Briefing on the African Continental Climate Security Risk Assessment Report on Climate Change, Peace and Security Nexus, and the Report of the Chairperson of AUC on the Study on the Nexus between Climate Change, Peace and Security in Africa

6 November 2023

Tomorrow (7 November), the African Union (AU) Peace and Security Council (PSC) will convene its 1184th session at the ambassadorial level. The session involves a briefing on the African Continental Climate Security Risk Assessment Report on Climate Change, Peace and Security Nexus, and the Report of the Chairperson of AUC on the Study on the Nexus between Climate Change, Peace and Security in Africa.

Tomorrow’s session is expected to start with open segment and proceed to closed segment. Following the opening statement by Abdi Mahamoud Eybe, the Permanent Representative of the Republic of Djibouti who is also the Chairperson of the PSC for the month of November, it is expected that the AU Commissioner for Political Affairs, Peace and Security (PAPS), Bankole Adeoye, will deliver his remarks. It is also expected that statements will be delivered by Josefe Leonel Correla Sacko , the AU Commissioner for Agriculture, Rural Development, Blue Economy and Sustainable Environment (ARBE)and a representative of the African Group of Negotiators on Climate Change. An expert from the Office of the Chairperson will then present the Report of the Chairperson of the AU Commission on the Study of the Nexus between Climate Change, Peace and Security in Africa.

The nexus between climate change, peace and security gained the attention of the PSC since its 585th session on 30 March 2016. Introduced into the agenda of the PSC for the first time at that session under the theme, “Climate Change: State fragility, peace and security,” the issue of climate, peace and security has since received increasing attention in the work of the PSC. In the various communiqués and statements of the PSC adopted on this theme, it has identified climate change as ‘threat multiplier’ to the peace and security situation in the continent and/or potential exacerbator of ‘existing vulnerabilities, tensions and conflicts.’ In order to further deepen its consideration of the subject, the PSC requested the development of the African Continental Climate Security Risk Assessment Report on Climate Change, Peace and Security Nexus and the Report of the Chairperson of AUC on the Study on the Nexus between Climate Change, Peace and Security in Africa.

It was at its 774th session held on 21 May 2018 that the PSC requested the study on the nexus between climate change, peace and security in Africa. Additionally,  during its 984th session of 9 March, 2021, which was held at the Heads of State and Government level, the PSC expressed its anticipation of the study. Subsequently, the PSC requested the expedited completion of the study during its 1079th session on 21 April, 2022. This urgency was reiterated during the PSC’s 1114th session on 18 October, 2022. It is also recalled that the AU Assembly of Heads of State and Government requested the expedited finalization of the climate-related security risk assessment study during its 35th ordinary session on 6 February, 2022. All of these are indicative that the study on the nexus between climate change and peace and security is long overdue.

Listing »
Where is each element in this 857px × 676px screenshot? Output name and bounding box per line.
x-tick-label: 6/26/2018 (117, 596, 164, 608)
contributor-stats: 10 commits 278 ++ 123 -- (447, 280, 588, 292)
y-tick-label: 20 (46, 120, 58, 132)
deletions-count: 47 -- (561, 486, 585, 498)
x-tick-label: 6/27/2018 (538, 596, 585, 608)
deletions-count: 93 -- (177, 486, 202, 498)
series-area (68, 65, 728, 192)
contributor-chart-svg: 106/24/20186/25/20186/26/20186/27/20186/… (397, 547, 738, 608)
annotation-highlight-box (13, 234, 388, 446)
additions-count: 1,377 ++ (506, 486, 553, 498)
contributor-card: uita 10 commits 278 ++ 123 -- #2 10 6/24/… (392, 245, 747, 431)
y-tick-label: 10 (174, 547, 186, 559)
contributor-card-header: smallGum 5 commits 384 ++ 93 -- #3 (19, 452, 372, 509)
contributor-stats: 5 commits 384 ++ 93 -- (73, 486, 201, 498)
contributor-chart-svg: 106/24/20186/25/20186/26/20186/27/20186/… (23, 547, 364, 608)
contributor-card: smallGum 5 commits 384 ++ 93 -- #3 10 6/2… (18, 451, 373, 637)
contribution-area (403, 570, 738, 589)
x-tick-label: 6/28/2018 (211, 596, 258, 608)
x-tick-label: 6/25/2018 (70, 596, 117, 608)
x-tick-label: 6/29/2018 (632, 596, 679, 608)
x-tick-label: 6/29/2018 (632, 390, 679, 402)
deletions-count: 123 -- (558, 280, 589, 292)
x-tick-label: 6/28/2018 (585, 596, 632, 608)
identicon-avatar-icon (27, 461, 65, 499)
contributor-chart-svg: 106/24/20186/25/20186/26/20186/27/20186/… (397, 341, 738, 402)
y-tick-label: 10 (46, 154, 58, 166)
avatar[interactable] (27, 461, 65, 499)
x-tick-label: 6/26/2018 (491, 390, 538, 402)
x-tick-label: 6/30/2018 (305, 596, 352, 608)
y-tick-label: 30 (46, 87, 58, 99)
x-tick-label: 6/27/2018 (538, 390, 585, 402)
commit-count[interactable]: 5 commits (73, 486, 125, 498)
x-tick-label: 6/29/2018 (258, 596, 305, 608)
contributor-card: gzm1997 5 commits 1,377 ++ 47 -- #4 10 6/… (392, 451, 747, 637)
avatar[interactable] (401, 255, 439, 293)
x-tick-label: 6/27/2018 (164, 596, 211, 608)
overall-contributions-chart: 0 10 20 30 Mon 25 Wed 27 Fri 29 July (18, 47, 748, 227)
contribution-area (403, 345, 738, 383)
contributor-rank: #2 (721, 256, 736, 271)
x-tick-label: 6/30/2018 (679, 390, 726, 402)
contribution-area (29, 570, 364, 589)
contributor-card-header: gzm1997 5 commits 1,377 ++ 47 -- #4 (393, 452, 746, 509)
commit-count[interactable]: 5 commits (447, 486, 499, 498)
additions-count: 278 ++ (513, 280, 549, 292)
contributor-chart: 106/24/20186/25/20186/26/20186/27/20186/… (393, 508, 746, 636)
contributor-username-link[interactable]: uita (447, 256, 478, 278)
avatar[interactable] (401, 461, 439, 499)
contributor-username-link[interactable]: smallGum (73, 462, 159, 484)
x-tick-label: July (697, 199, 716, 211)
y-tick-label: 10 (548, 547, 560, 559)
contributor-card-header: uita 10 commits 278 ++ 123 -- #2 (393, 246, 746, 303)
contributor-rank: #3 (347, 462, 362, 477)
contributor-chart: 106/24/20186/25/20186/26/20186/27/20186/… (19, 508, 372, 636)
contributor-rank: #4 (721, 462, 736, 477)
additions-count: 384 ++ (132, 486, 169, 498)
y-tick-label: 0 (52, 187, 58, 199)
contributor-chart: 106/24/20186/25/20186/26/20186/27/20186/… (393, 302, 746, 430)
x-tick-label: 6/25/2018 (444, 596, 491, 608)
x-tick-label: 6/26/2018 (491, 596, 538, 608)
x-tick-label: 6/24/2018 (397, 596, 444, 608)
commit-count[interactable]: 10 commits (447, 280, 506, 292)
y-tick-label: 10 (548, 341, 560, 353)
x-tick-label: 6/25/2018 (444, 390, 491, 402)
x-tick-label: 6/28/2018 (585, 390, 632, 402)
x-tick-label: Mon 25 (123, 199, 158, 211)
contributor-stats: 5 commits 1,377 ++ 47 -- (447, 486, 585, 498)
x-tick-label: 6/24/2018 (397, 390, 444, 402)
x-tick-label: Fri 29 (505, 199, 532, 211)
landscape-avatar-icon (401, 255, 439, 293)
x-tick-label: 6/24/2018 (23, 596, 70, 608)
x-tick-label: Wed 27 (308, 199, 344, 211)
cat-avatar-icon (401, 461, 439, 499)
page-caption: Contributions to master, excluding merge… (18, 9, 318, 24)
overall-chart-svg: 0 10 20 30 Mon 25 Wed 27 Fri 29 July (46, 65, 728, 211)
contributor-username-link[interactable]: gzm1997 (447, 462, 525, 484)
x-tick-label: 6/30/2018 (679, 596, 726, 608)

Objectives »
(1) From the briefing on the Peace and Security Council's climate security session, reproduce the passage starting at "It was at its" and ending at "is long overdue.".
(2) According to the briefing on the Peace and Security Council's climate security session, at which PSC session, and on what date, did the council request the study on the nexus between climate change, peace and security in Africa?
(3) Continue the briefing on the Peace and Security Council's climate security session from the point where it stops.

Responses to the tasks »
(1)
It was at its 774th session held on 21 May 2018 that the PSC requested the study on the nexus between climate change, peace and security in Africa. Additionally,  during its 984th session of 9 March, 2021, which was held at the Heads of State and Government level, the PSC expressed its anticipation of the study. Subsequently, the PSC requested the expedited completion of the study during its 1079th session on 21 April, 2022. This urgency was reiterated during the PSC’s 1114th session on 18 October, 2022. It is also recalled that the AU Assembly of Heads of State and Government requested the expedited finalization of the climate-related security risk assessment study during its 35th ordinary session on 6 February, 2022. All of these are indicative that the study on the nexus between climate change and peace and security is long overdue.

(2) The 774th session, held on 21 May 2018.

(3)
While the initial request on the study was pending, it was during the 1051st session of the PSC, held on 26 November 2021, that the African Continental Climate Security Risk Assessment Report featured in the deliberations of the PSC. Recognizing the urgent need to understand the diverse security implications of climate change across the continent, the PSC requested the AUC to expediate the finalization of the report, consulting with Member States in the process. The PSC, as per the session’s Communique, views the report as a stepping stone towards consolidating a common African position on climate change and security. The risk assessment report is based on the consultative workshop on Climate Security Risk Assessment methodology that was held in March 2023. The findings of this assessment report are expected to be included in the AUC Chairperson’s report on the Study of the Nexus between Climate Change, Peace and Security in Africa.

Informed by the risk assessment report, the Chairperson’s report is expected to highlight and expand upon the various concerns previously brought up in the PSC sessions regarding the nexus of climate change, peace and security. These concerns are primarily rooted in the reality that Africa is the region most susceptible to climate change. One issue of particular concern is the impact of climate change in the reduction of available water, pasture and cultivatable land. This heightened scarcity of these natural resources on which large number of people depend for their livelihoods and survival  has led to intensified competition for pastoral land between herders and  farmers as well artisanal fishers in the Sahel and Western Africa, an increase in cattle rustling in Easter Africa and conflict over scarce water resource in Central Africa regions.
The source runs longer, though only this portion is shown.